Write out each line beneath this one exactly as it reads.

* DATA TO USE
#####

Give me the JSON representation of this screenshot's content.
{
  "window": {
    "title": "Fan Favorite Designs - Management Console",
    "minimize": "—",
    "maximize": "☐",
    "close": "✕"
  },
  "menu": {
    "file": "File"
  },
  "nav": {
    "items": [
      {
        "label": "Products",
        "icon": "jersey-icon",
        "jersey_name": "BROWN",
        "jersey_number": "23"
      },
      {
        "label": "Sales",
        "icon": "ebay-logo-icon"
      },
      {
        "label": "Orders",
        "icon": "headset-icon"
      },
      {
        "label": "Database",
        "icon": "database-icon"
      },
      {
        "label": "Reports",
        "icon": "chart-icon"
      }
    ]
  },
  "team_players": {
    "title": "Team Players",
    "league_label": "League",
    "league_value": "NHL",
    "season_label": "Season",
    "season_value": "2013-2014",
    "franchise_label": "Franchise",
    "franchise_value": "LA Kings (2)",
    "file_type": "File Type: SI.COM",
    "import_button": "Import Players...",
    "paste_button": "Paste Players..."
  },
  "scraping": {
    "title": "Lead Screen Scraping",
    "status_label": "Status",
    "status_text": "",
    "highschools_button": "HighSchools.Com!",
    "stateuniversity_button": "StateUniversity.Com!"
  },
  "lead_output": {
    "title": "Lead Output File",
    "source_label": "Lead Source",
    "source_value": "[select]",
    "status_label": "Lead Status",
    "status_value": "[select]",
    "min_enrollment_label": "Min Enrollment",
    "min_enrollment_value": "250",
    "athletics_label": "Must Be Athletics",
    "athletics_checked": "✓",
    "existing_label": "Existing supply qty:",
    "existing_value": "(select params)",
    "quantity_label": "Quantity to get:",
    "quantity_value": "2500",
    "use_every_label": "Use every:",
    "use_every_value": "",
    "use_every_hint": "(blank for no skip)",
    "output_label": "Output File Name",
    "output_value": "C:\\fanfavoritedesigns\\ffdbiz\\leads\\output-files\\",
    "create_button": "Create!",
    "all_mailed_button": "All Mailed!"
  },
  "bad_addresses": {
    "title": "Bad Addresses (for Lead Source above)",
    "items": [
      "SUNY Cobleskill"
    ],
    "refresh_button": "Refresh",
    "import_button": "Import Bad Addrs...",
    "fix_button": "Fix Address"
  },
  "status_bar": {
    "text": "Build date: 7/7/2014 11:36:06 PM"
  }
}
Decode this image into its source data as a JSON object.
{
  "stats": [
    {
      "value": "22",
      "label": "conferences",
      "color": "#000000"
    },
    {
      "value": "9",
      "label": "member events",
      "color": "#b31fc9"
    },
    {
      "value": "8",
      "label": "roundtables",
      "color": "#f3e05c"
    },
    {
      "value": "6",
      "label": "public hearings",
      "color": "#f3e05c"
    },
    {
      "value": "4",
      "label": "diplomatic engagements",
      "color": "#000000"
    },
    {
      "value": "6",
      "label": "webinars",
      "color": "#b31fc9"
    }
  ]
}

#####

* TASK RESULT
Give me the JSON representation of this screenshot's content.
{
  "window": {
    "title": "Fan Favorite Designs - Management Console",
    "minimize": "—",
    "maximize": "☐",
    "close": "✕"
  },
  "menu": {
    "file": "File"
  },
  "nav": {
    "items": [
      {
        "label": "Products",
        "icon": "jersey-icon",
        "jersey_name": "BROWN",
        "jersey_number": "23"
      },
      {
        "label": "Sales",
        "icon": "ebay-logo-icon"
      },
      {
        "label": "Orders",
        "icon": "headset-icon"
      },
      {
        "label": "Database",
        "icon": "database-icon"
      },
      {
        "label": "Reports",
        "icon": "chart-icon"
      }
    ]
  },
  "team_players": {
    "title": "Team Players",
    "league_label": "League",
    "league_value": "NHL",
    "season_label": "Season",
    "season_value": "2013-2014",
    "franchise_label": "Franchise",
    "franchise_value": "LA Kings (2)",
    "file_type": "File Type: SI.COM",
    "import_button": "Import Players...",
    "paste_button": "Paste Players..."
  },
  "scraping": {
    "title": "Lead Screen Scraping",
    "status_label": "Status",
    "status_text": "",
    "highschools_button": "HighSchools.Com!",
    "stateuniversity_button": "StateUniversity.Com!"
  },
  "lead_output": {
    "title": "Lead Output File",
    "source_label": "Lead Source",
    "source_value": "[select]",
    "status_label": "Lead Status",
    "status_value": "[select]",
    "min_enrollment_label": "Min Enrollment",
    "min_enrollment_value": "250",
    "athletics_label": "Must Be Athletics",
    "athletics_checked": "✓",
    "existing_label": "Existing supply qty:",
    "existing_value": "(select params)",
    "quantity_label": "Quantity to get:",
    "quantity_value": "2500",
    "use_every_label": "Use every:",
    "use_every_value": "",
    "use_every_hint": "(blank for no skip)",
    "output_label": "Output File Name",
    "output_value": "C:\\fanfavoritedesigns\\ffdbiz\\leads\\output-files\\",
    "create_button": "Create!",
    "all_mailed_button": "All Mailed!"
  },
  "bad_addresses": {
    "title": "Bad Addresses (for Lead Source above)",
    "items": [
      "SUNY Cobleskill"
    ],
    "refresh_button": "Refresh",
    "import_button": "Import Bad Addrs...",
    "fix_button": "Fix Address"
  },
  "status_bar": {
    "text": "Build date: 7/7/2014 11:36:06 PM"
  }
}
Decode this image into its source data as a JSON object.
{
  "stats": [
    {
      "value": "22",
      "label": "conferences",
      "color": "#000000"
    },
    {
      "value": "9",
      "label": "member events",
      "color": "#b31fc9"
    },
    {
      "value": "8",
      "label": "roundtables",
      "color": "#f3e05c"
    },
    {
      "value": "6",
      "label": "public hearings",
      "color": "#f3e05c"
    },
    {
      "value": "4",
      "label": "diplomatic engagements",
      "color": "#000000"
    },
    {
      "value": "6",
      "label": "webinars",
      "color": "#b31fc9"
    }
  ]
}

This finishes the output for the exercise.